■ Task requirements
Keep only the lines of the listing that include the word "true", and copy them.

■ Input
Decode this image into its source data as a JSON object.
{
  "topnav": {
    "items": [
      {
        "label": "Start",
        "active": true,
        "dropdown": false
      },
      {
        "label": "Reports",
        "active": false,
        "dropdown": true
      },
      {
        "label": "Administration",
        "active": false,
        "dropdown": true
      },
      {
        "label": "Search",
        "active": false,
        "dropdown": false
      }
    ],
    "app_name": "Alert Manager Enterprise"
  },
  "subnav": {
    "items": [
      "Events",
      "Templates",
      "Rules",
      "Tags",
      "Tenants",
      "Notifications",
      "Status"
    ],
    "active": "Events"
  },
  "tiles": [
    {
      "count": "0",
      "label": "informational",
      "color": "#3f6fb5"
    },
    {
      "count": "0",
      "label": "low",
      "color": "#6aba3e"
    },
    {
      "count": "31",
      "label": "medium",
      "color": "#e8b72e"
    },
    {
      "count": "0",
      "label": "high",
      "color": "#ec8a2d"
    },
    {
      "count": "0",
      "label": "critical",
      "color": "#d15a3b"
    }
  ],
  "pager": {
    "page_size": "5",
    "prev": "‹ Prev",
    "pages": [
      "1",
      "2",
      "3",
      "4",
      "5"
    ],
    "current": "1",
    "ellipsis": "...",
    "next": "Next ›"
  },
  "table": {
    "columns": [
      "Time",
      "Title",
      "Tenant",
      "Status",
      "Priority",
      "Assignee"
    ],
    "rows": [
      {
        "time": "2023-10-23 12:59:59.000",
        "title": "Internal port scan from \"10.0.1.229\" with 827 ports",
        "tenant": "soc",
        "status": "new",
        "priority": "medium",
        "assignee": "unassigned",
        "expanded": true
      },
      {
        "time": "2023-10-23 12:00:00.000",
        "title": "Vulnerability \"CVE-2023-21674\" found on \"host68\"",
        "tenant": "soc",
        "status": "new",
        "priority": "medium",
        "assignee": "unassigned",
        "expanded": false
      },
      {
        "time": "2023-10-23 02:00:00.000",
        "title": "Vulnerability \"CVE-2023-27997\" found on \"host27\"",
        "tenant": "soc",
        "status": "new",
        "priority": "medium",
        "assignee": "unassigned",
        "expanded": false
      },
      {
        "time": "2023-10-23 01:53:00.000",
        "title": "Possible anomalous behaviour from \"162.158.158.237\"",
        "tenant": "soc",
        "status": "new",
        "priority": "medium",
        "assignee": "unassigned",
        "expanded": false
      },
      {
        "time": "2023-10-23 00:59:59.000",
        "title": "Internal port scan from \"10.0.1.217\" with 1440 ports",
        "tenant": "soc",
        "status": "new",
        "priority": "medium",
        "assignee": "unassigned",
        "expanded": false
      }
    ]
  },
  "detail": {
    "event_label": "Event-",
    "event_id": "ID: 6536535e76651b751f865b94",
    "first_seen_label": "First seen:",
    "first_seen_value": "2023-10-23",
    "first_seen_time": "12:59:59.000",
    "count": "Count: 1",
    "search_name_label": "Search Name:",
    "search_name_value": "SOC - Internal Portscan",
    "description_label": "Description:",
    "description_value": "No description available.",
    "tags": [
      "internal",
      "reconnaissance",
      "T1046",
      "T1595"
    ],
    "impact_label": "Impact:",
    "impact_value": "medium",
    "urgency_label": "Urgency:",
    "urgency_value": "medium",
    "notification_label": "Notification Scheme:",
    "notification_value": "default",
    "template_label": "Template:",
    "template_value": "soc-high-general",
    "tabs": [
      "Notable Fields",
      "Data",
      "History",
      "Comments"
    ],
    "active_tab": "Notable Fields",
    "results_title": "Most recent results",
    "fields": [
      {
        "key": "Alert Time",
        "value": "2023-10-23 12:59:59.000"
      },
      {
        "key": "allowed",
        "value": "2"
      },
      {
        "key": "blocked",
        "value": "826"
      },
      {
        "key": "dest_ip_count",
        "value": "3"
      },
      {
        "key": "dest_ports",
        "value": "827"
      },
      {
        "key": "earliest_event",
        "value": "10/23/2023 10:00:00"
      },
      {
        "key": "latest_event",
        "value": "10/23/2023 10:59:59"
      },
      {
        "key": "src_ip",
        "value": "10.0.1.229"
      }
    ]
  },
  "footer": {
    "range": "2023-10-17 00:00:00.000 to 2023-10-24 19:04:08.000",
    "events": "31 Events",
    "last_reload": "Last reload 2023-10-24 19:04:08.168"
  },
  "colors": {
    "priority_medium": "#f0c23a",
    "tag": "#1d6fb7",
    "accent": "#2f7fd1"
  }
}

■ Final answer
        "active": true,
        "dropdown": true
        "dropdown": true
        "expanded": true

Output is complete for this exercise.